__Data provided__.
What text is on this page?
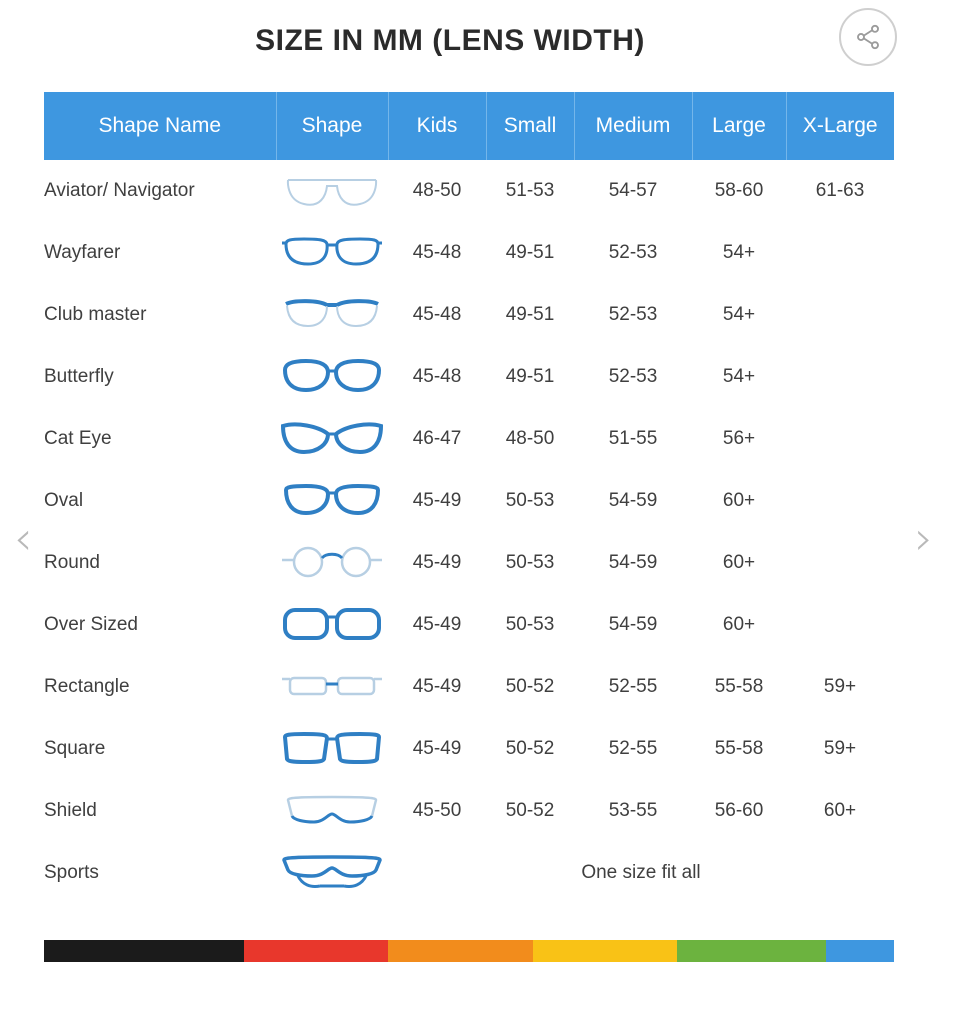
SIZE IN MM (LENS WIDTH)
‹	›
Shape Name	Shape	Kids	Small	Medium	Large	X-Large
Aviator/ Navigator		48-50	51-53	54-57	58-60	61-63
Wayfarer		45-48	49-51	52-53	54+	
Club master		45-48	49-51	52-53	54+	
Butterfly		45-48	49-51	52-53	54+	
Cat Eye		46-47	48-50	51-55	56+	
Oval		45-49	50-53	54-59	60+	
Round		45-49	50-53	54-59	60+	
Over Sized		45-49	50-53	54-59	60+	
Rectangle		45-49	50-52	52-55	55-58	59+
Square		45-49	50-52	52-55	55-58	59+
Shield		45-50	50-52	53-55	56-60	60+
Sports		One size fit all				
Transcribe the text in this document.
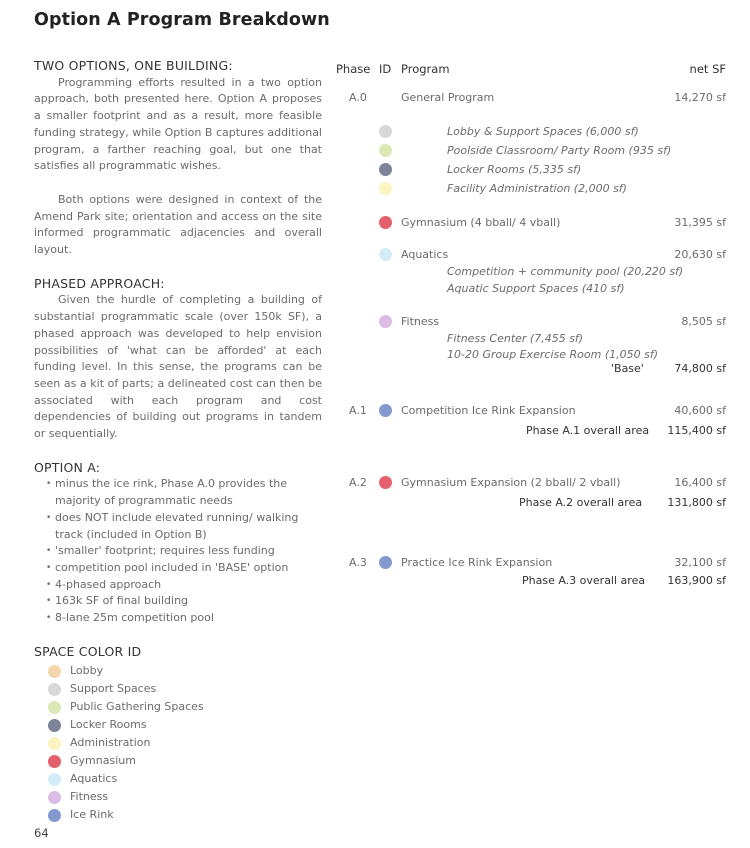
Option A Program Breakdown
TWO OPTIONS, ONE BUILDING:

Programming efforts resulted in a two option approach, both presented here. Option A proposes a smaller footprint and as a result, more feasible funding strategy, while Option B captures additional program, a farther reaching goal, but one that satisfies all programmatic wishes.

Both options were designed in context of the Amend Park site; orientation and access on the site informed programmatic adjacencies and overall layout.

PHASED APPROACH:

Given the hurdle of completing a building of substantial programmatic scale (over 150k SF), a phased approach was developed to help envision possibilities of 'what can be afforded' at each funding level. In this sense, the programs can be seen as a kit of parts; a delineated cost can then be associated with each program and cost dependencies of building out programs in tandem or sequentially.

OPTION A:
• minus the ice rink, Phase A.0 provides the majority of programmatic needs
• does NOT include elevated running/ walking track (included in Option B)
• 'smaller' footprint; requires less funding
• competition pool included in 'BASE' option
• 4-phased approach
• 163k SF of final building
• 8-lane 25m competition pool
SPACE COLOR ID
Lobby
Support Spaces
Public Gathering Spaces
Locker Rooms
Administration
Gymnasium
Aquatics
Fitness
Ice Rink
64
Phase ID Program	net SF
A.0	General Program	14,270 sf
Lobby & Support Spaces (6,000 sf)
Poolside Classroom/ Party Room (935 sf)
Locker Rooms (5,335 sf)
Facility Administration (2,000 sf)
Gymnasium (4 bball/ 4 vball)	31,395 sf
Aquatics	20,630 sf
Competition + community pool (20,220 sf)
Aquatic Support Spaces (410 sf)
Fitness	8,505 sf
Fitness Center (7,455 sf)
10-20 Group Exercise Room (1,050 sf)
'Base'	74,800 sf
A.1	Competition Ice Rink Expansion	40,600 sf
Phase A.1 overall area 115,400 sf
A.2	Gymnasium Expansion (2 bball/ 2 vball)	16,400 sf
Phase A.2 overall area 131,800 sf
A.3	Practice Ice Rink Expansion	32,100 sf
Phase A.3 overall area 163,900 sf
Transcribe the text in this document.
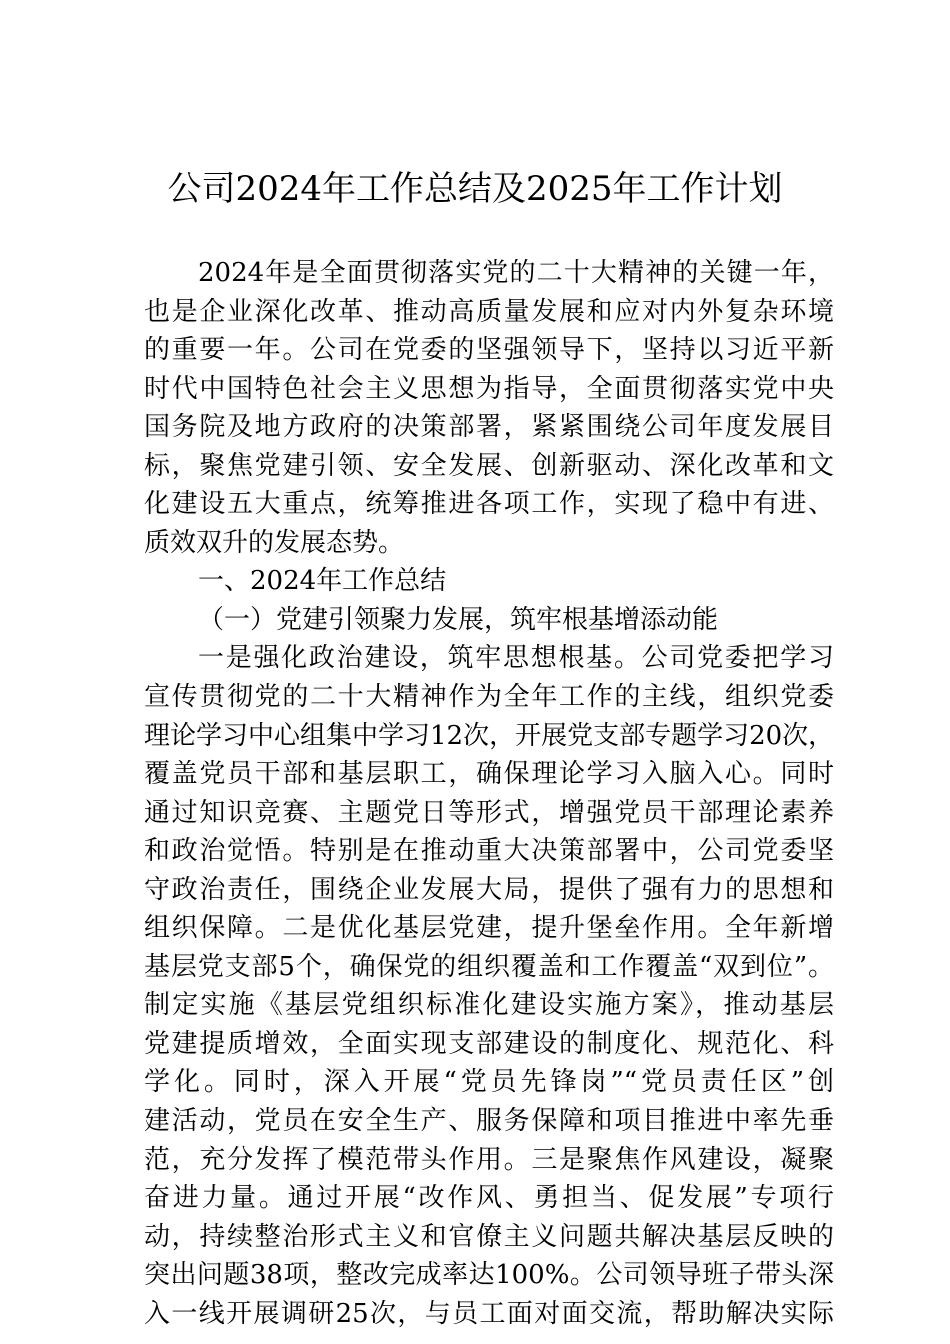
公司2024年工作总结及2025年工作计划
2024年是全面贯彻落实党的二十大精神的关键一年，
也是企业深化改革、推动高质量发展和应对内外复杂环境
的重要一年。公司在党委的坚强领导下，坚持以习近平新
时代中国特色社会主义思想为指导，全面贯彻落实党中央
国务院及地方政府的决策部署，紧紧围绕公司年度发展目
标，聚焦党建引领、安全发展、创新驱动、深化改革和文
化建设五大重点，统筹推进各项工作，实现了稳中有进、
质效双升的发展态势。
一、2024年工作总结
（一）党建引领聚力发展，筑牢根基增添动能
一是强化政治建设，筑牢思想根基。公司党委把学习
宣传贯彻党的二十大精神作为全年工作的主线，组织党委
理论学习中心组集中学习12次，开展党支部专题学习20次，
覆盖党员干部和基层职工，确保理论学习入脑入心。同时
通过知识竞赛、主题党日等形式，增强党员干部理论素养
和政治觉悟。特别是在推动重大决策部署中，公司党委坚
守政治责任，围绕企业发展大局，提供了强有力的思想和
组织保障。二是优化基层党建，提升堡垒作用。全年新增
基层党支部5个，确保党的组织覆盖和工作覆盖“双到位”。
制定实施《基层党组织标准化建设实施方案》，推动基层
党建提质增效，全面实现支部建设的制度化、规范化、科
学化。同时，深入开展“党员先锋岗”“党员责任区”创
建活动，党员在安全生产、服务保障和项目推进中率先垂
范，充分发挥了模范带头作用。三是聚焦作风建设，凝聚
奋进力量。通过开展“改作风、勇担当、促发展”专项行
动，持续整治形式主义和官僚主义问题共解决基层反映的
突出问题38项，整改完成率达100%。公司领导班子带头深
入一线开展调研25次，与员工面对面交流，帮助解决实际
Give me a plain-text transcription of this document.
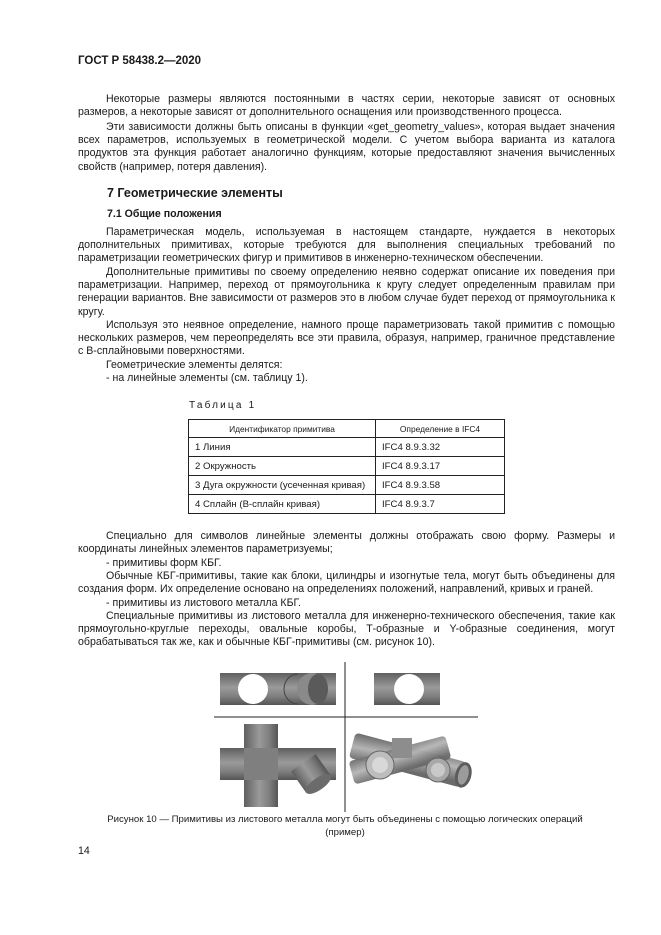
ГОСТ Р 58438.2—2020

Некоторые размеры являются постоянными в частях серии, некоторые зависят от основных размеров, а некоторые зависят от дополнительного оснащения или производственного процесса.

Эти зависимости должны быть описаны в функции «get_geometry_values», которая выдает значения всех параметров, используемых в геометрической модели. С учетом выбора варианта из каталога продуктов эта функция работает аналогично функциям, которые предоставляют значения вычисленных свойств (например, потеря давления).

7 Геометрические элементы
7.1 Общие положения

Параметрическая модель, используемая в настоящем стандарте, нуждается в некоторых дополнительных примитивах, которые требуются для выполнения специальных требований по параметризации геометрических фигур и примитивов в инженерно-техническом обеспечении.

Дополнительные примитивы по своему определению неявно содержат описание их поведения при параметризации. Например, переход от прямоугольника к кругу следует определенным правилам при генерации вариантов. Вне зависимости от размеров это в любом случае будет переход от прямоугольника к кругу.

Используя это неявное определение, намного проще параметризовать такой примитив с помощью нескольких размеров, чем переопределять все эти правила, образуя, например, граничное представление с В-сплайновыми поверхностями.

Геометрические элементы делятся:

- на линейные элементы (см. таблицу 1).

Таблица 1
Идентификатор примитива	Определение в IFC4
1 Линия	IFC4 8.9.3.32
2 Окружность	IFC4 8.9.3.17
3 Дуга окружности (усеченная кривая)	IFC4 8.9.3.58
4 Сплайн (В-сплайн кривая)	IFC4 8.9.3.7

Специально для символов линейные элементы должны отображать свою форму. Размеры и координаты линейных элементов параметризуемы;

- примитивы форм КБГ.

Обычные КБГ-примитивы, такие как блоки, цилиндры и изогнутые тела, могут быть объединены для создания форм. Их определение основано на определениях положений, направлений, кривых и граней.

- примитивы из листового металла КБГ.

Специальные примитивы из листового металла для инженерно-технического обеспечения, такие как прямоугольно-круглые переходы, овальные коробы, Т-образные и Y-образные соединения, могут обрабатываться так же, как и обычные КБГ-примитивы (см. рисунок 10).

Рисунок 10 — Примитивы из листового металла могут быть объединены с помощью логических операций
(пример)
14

__Task statement__.
Extract every line that has the string "элементы" in it.

__Exercise response__.
7 Геометрические элементы
Геометрические элементы делятся:
- на линейные элементы (см. таблицу 1).
Специально для символов линейные элементы должны отображать свою форму. Размеры и координаты линейных элементов параметризуемы;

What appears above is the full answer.